[Extracted records]

________________

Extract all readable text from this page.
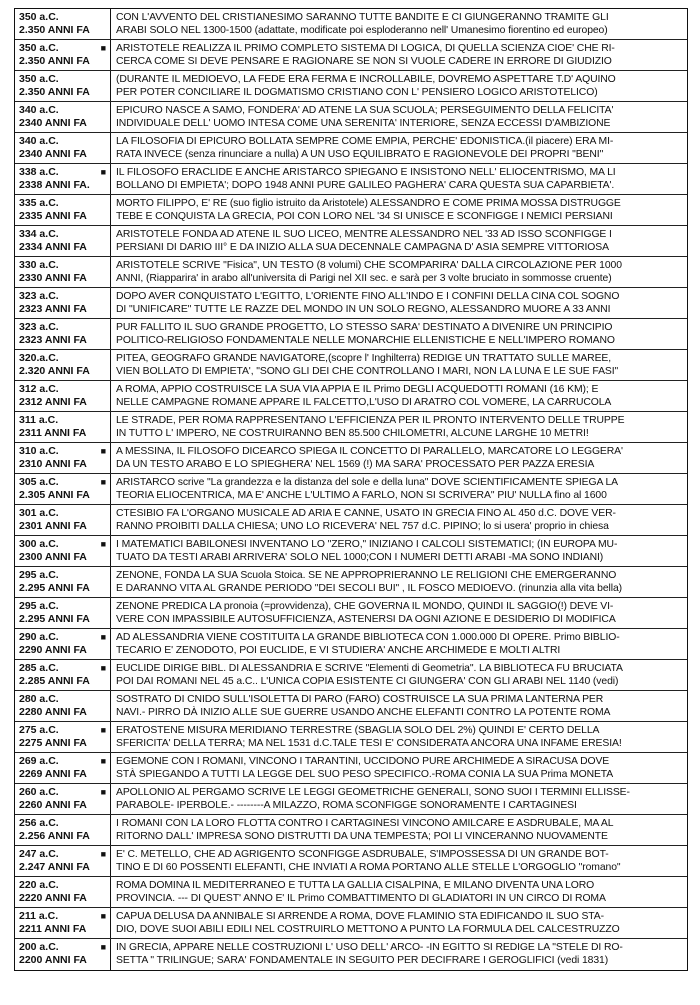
350 a.C.
2.350 ANNI FA
CON L'AVVENTO DEL CRISTIANESIMO SARANNO TUTTE BANDITE E CI GIUNGERANNO TRAMITE GLI
ARABI SOLO NEL 1300-1500 (adattate, modificate poi esploderanno nell' Umanesimo fiorentino ed europeo)
350 a.C.
2.350 ANNI FA
■ ARISTOTELE REALIZZA IL PRIMO COMPLETO SISTEMA DI LOGICA, DI QUELLA SCIENZA CIOE' CHE RI-
CERCA COME SI DEVE PENSARE E RAGIONARE SE NON SI VUOLE CADERE IN ERRORE DI GIUDIZIO
350 a.C.
2.350 ANNI FA
(DURANTE IL MEDIOEVO, LA FEDE ERA FERMA E INCROLLABILE, DOVREMO ASPETTARE T.D' AQUINO
PER POTER CONCILIARE IL DOGMATISMO CRISTIANO CON L' PENSIERO LOGICO ARISTOTELICO)
340 a.C.
2340 ANNI FA
EPICURO NASCE A SAMO, FONDERA' AD ATENE LA SUA SCUOLA; PERSEGUIMENTO DELLA FELICITA'
INDIVIDUALE DELL' UOMO INTESA COME UNA SERENITA' INTERIORE, SENZA ECCESSI D'AMBIZIONE
340 a.C.
2340 ANNI FA
LA FILOSOFIA DI EPICURO BOLLATA SEMPRE COME EMPIA, PERCHE' EDONISTICA.(il piacere) ERA MI-
RATA INVECE (senza rinunciare a nulla) A UN USO EQUILIBRATO E RAGIONEVOLE DEI PROPRI "BENI"
338 a.C.
2338 ANNI FA.
■ IL FILOSOFO ERACLIDE E ANCHE ARISTARCO SPIEGANO E INSISTONO NELL' ELIOCENTRISMO, MA LI
BOLLANO DI EMPIETA'; DOPO 1948 ANNI PURE GALILEO PAGHERA' CARA QUESTA SUA CAPARBIETA'.
335 a.C.
2335 ANNI FA
MORTO FILIPPO, E' RE (suo figlio istruito da Aristotele) ALESSANDRO E COME PRIMA MOSSA DISTRUGGE
TEBE E CONQUISTA LA GRECIA, POI CON LORO NEL '34 SI UNISCE E SCONFIGGE I NEMICI PERSIANI
334 a.C.
2334 ANNI FA
ARISTOTELE FONDA AD ATENE IL SUO LICEO, MENTRE ALESSANDRO NEL '33 AD ISSO SCONFIGGE I
PERSIANI DI DARIO III° E DA INIZIO ALLA SUA DECENNALE CAMPAGNA D' ASIA SEMPRE VITTORIOSA
330 a.C.
2330 ANNI FA
ARISTOTELE SCRIVE "Fisica", UN TESTO (8 volumi) CHE SCOMPARIRA' DALLA CIRCOLAZIONE PER 1000
ANNI, (Riapparira' in arabo all'universita di Parigi nel XII sec. e sarà per 3 volte bruciato in sommosse cruente)
323 a.C.
2323 ANNI FA
DOPO AVER CONQUISTATO L'EGITTO, L'ORIENTE FINO ALL'INDO E I CONFINI DELLA CINA COL SOGNO
DI "UNIFICARE" TUTTE LE RAZZE DEL MONDO IN UN SOLO REGNO, ALESSANDRO MUORE A 33 ANNI
323 a.C.
2323 ANNI FA
PUR FALLITO IL SUO GRANDE PROGETTO, LO STESSO SARA' DESTINATO A DIVENIRE UN PRINCIPIO
POLITICO-RELIGIOSO FONDAMENTALE NELLE MONARCHIE ELLENISTICHE E NELL'IMPERO ROMANO
320.a.C.
2.320 ANNI FA
PITEA, GEOGRAFO GRANDE NAVIGATORE,(scopre l' Inghilterra) REDIGE UN TRATTATO SULLE MAREE,
VIEN BOLLATO DI EMPIETA', "SONO GLI DEI CHE CONTROLLANO I MARI, NON LA LUNA E LE SUE FASI"
312 a.C.
2312 ANNI FA
A ROMA, APPIO COSTRUISCE LA SUA VIA APPIA E IL Primo DEGLI ACQUEDOTTI ROMANI (16 KM); E
NELLE CAMPAGNE ROMANE APPARE IL FALCETTO,L'USO DI ARATRO COL VOMERE, LA CARRUCOLA
311 a.C.
2311 ANNI FA
LE STRADE, PER ROMA RAPPRESENTANO L'EFFICIENZA PER IL PRONTO INTERVENTO DELLE TRUPPE
IN TUTTO L' IMPERO, NE COSTRUIRANNO BEN 85.500 CHILOMETRI, ALCUNE LARGHE 10 METRI!
310 a.C.
2310 ANNI FA
■ A MESSINA, IL FILOSOFO DICEARCO SPIEGA IL CONCETTO DI PARALLELO, MARCATORE LO LEGGERA'
DA UN TESTO ARABO E LO SPIEGHERA' NEL 1569 (!) MA SARA' PROCESSATO PER PAZZA ERESIA
305 a.C.
2.305 ANNI FA
■ ARISTARCO scrive "La grandezza e la distanza del sole e della luna" DOVE SCIENTIFICAMENTE SPIEGA LA
TEORIA ELIOCENTRICA, MA E' ANCHE L'ULTIMO A FARLO, NON SI SCRIVERA'' PIU' NULLA fino al 1600
301 a.C.
2301 ANNI FA
CTESIBIO FA L'ORGANO MUSICALE AD ARIA E CANNE, USATO IN GRECIA FINO AL 450 d.C. DOVE VER-
RANNO PROIBITI DALLA CHIESA; UNO LO RICEVERA' NEL 757 d.C. PIPINO; lo si usera' proprio in chiesa
300 a.C.
2300 ANNI FA
■ I MATEMATICI BABILONESI INVENTANO LO "ZERO," INIZIANO I CALCOLI SISTEMATICI; (IN EUROPA MU-
TUATO DA TESTI ARABI ARRIVERA' SOLO NEL 1000;CON I NUMERI DETTI ARABI -MA SONO INDIANI)
295 a.C.
2.295 ANNI FA
ZENONE, FONDA LA SUA Scuola Stoica. SE NE APPROPRIERANNO LE RELIGIONI CHE EMERGERANNO
E DARANNO VITA AL GRANDE PERIODO "DEI SECOLI BUI" , IL FOSCO MEDIOEVO. (rinunzia alla vita bella)
295 a.C.
2.295 ANNI FA
ZENONE PREDICA LA pronoia (=provvidenza), CHE GOVERNA IL MONDO, QUINDI IL SAGGIO(!) DEVE VI-
VERE CON IMPASSIBILE AUTOSUFFICIENZA, ASTENERSI DA OGNI AZIONE E DESIDERIO DI MODIFICA
290 a.C.
2290 ANNI FA
■ AD ALESSANDRIA VIENE COSTITUITA LA GRANDE BIBLIOTECA CON 1.000.000 DI OPERE. Primo BIBLIO-
TECARIO E' ZENODOTO, POI EUCLIDE, E VI STUDIERA' ANCHE ARCHIMEDE E MOLTI ALTRI
285 a.C.
2.285 ANNI FA
■ EUCLIDE DIRIGE BIBL. DI ALESSANDRIA E SCRIVE "Elementi di Geometria". LA BIBLIOTECA FU BRUCIATA
POI DAI ROMANI NEL 45 a.C.. L'UNICA COPIA ESISTENTE CI GIUNGERA' CON GLI ARABI NEL 1140 (vedi)
280 a.C.
2280 ANNI FA
SOSTRATO DI CNIDO SULL'ISOLETTA DI PARO (FARO) COSTRUISCE LA SUA PRIMA LANTERNA PER
NAVI.- PIRRO DÀ INIZIO ALLE SUE GUERRE USANDO ANCHE ELEFANTI CONTRO LA POTENTE ROMA
275 a.C.
2275 ANNI FA
■ ERATOSTENE MISURA MERIDIANO TERRESTRE (SBAGLIA SOLO DEL 2%) QUINDI E' CERTO DELLA
SFERICITA' DELLA TERRA; MA NEL 1531 d.C.TALE TESI E' CONSIDERATA ANCORA UNA INFAME ERESIA!
269 a.C.
2269 ANNI FA
■ EGEMONE CON I ROMANI, VINCONO I TARANTINI, UCCIDONO PURE ARCHIMEDE A SIRACUSA DOVE
STÀ SPIEGANDO A TUTTI LA LEGGE DEL SUO PESO SPECIFICO.-ROMA CONIA LA SUA Prima MONETA
260 a.C.
2260 ANNI FA
■ APOLLONIO AL PERGAMO SCRIVE LE LEGGI GEOMETRICHE GENERALI, SONO SUOI I TERMINI ELLISSE-
PARABOLE- IPERBOLE.- --------A MILAZZO, ROMA SCONFIGGE SONORAMENTE I CARTAGINESI
256 a.C.
2.256 ANNI FA
I ROMANI CON LA LORO FLOTTA CONTRO I CARTAGINESI VINCONO AMILCARE E ASDRUBALE, MA AL
RITORNO DALL' IMPRESA SONO DISTRUTTI DA UNA TEMPESTA; POI LI VINCERANNO NUOVAMENTE
247 a.C.
2.247 ANNI FA
■ E' C. METELLO, CHE AD AGRIGENTO SCONFIGGE ASDRUBALE, S'IMPOSSESSA DI UN GRANDE BOT-
TINO E DI 60 POSSENTI ELEFANTI, CHE INVIATI A ROMA PORTANO ALLE STELLE L'ORGOGLIO "romano"
220 a.C.
2220 ANNI FA
ROMA DOMINA IL MEDITERRANEO E TUTTA LA GALLIA CISALPINA, E MILANO DIVENTA UNA LORO
PROVINCIA. --- DI QUEST' ANNO E' IL Primo COMBATTIMENTO DI GLADIATORI IN UN CIRCO DI ROMA
211 a.C.
2211 ANNI FA
■ CAPUA DELUSA DA ANNIBALE SI ARRENDE A ROMA, DOVE FLAMINIO STA EDIFICANDO IL SUO STA-
DIO, DOVE SUOI ABILI EDILI NEL COSTRUIRLO METTONO A PUNTO LA FORMULA DEL CALCESTRUZZO
200 a.C.
2200 ANNI FA
■ IN GRECIA, APPARE NELLE COSTRUZIONI L' USO DELL' ARCO- -IN EGITTO SI REDIGE LA "STELE DI RO-
SETTA " TRILINGUE; SARA' FONDAMENTALE IN SEGUITO PER DECIFRARE I GEROGLIFICI (vedi 1831)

________________

Check every line of the records above for the string "BIBLIOTECA" and say how many contain it, giving the number alone.

2